**Dataset rows**

# # # # #

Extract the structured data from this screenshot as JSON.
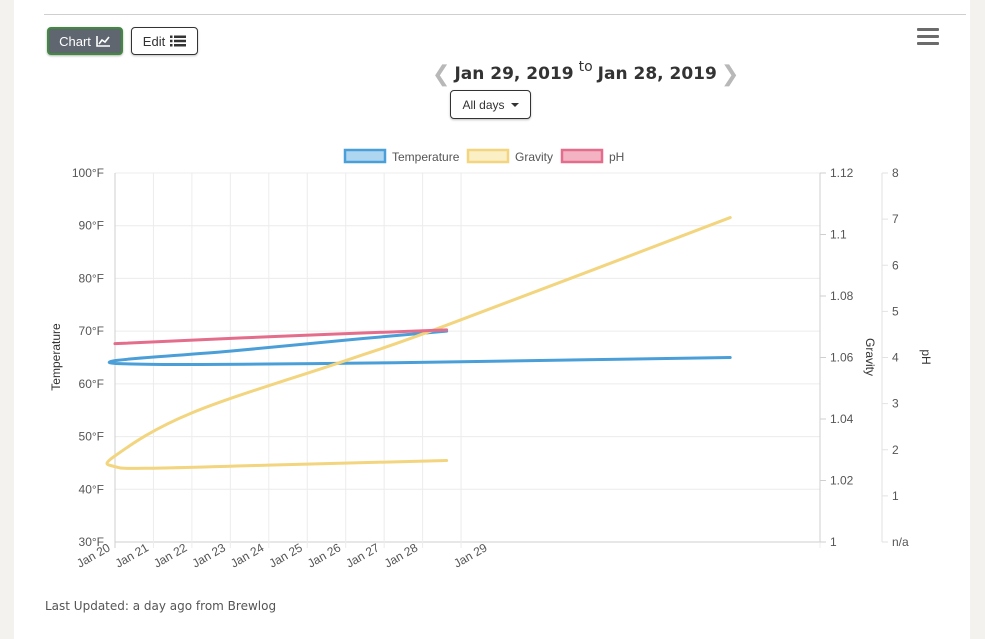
{
  "toolbar": {
    "chart_label": "Chart",
    "edit_label": "Edit",
    "chart_icon": "line-chart-icon",
    "edit_icon": "list-icon",
    "menu_icon": "hamburger-menu-icon"
  },
  "date_range": {
    "start": "Jan 29, 2019",
    "separator": "to",
    "end": "Jan 28, 2019",
    "prev_icon": "chevron-left-icon",
    "next_icon": "chevron-right-icon"
  },
  "filter": {
    "label": "All days"
  },
  "footer": {
    "text": "Last Updated: a day ago from Brewlog"
  },
  "colors": {
    "temperature": "#4a9fd8",
    "gravity": "#f2d57e",
    "ph": "#e46d8c"
  },
  "chart_data": {
    "type": "line",
    "legend": {
      "position": "top",
      "entries": [
        "Temperature",
        "Gravity",
        "pH"
      ]
    },
    "grid": true,
    "x_ticks": [
      "Jan 20",
      "Jan 21",
      "Jan 22",
      "Jan 23",
      "Jan 24",
      "Jan 25",
      "Jan 26",
      "Jan 27",
      "Jan 28",
      "Jan 29"
    ],
    "axes": {
      "temperature": {
        "label": "Temperature",
        "range": [
          30,
          100
        ],
        "ticks": [
          "100°F",
          "90°F",
          "80°F",
          "70°F",
          "60°F",
          "50°F",
          "40°F",
          "30°F"
        ]
      },
      "gravity": {
        "label": "Gravity",
        "range": [
          1,
          1.12
        ],
        "ticks": [
          "1.12",
          "1.1",
          "1.08",
          "1.06",
          "1.04",
          "1.02",
          "1"
        ]
      },
      "ph": {
        "label": "pH",
        "range": [
          0,
          8
        ],
        "ticks": [
          "8",
          "7",
          "6",
          "5",
          "4",
          "3",
          "2",
          "1",
          "n/a"
        ]
      }
    },
    "series": [
      {
        "name": "Temperature",
        "axis": "temperature",
        "points": [
          [
            "Jan 28 15:00",
            70
          ],
          [
            "Jan 26 00:00",
            68.3
          ],
          [
            "Jan 23 00:00",
            66.2
          ],
          [
            "Jan 20 00:00",
            64.4
          ],
          [
            "Jan 21 00:00",
            63.7
          ],
          [
            "Jan 26 00:00",
            63.9
          ],
          [
            "Jan 29 00:00",
            64.2
          ],
          [
            "Feb 05 00:00",
            65.0
          ]
        ]
      },
      {
        "name": "Gravity",
        "axis": "gravity",
        "points": [
          [
            "Jan 28 15:00",
            1.0265
          ],
          [
            "Jan 24 00:00",
            1.025
          ],
          [
            "Jan 21 00:00",
            1.024
          ],
          [
            "Jan 20 00:00",
            1.0245
          ],
          [
            "Jan 20 00:00",
            1.028
          ],
          [
            "Jan 22 00:00",
            1.042
          ],
          [
            "Jan 26 00:00",
            1.059
          ],
          [
            "Jan 28 15:00",
            1.0705
          ],
          [
            "Feb 05 00:00",
            1.1055
          ]
        ]
      },
      {
        "name": "pH",
        "axis": "ph",
        "points": [
          [
            "Jan 20 00:00",
            4.3
          ],
          [
            "Jan 24 00:00",
            4.45
          ],
          [
            "Jan 28 15:00",
            4.6
          ]
        ]
      }
    ]
  }
}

# # # # #

**What is needed**
Skipping the pictures, transcribe each line above exactly as it appears.

**Correct output**
Extract the structured data from this screenshot as JSON.
{
  "toolbar": {
    "chart_label": "Chart",
    "edit_label": "Edit",
    "chart_icon": "line-chart-icon",
    "edit_icon": "list-icon",
    "menu_icon": "hamburger-menu-icon"
  },
  "date_range": {
    "start": "Jan 29, 2019",
    "separator": "to",
    "end": "Jan 28, 2019",
    "prev_icon": "chevron-left-icon",
    "next_icon": "chevron-right-icon"
  },
  "filter": {
    "label": "All days"
  },
  "footer": {
    "text": "Last Updated: a day ago from Brewlog"
  },
  "colors": {
    "temperature": "#4a9fd8",
    "gravity": "#f2d57e",
    "ph": "#e46d8c"
  },
  "chart_data": {
    "type": "line",
    "legend": {
      "position": "top",
      "entries": [
        "Temperature",
        "Gravity",
        "pH"
      ]
    },
    "grid": true,
    "x_ticks": [
      "Jan 20",
      "Jan 21",
      "Jan 22",
      "Jan 23",
      "Jan 24",
      "Jan 25",
      "Jan 26",
      "Jan 27",
      "Jan 28",
      "Jan 29"
    ],
    "axes": {
      "temperature": {
        "label": "Temperature",
        "range": [
          30,
          100
        ],
        "ticks": [
          "100°F",
          "90°F",
          "80°F",
          "70°F",
          "60°F",
          "50°F",
          "40°F",
          "30°F"
        ]
      },
      "gravity": {
        "label": "Gravity",
        "range": [
          1,
          1.12
        ],
        "ticks": [
          "1.12",
          "1.1",
          "1.08",
          "1.06",
          "1.04",
          "1.02",
          "1"
        ]
      },
      "ph": {
        "label": "pH",
        "range": [
          0,
          8
        ],
        "ticks": [
          "8",
          "7",
          "6",
          "5",
          "4",
          "3",
          "2",
          "1",
          "n/a"
        ]
      }
    },
    "series": [
      {
        "name": "Temperature",
        "axis": "temperature",
        "points": [
          [
            "Jan 28 15:00",
            70
          ],
          [
            "Jan 26 00:00",
            68.3
          ],
          [
            "Jan 23 00:00",
            66.2
          ],
          [
            "Jan 20 00:00",
            64.4
          ],
          [
            "Jan 21 00:00",
            63.7
          ],
          [
            "Jan 26 00:00",
            63.9
          ],
          [
            "Jan 29 00:00",
            64.2
          ],
          [
            "Feb 05 00:00",
            65.0
          ]
        ]
      },
      {
        "name": "Gravity",
        "axis": "gravity",
        "points": [
          [
            "Jan 28 15:00",
            1.0265
          ],
          [
            "Jan 24 00:00",
            1.025
          ],
          [
            "Jan 21 00:00",
            1.024
          ],
          [
            "Jan 20 00:00",
            1.0245
          ],
          [
            "Jan 20 00:00",
            1.028
          ],
          [
            "Jan 22 00:00",
            1.042
          ],
          [
            "Jan 26 00:00",
            1.059
          ],
          [
            "Jan 28 15:00",
            1.0705
          ],
          [
            "Feb 05 00:00",
            1.1055
          ]
        ]
      },
      {
        "name": "pH",
        "axis": "ph",
        "points": [
          [
            "Jan 20 00:00",
            4.3
          ],
          [
            "Jan 24 00:00",
            4.45
          ],
          [
            "Jan 28 15:00",
            4.6
          ]
        ]
      }
    ]
  }
}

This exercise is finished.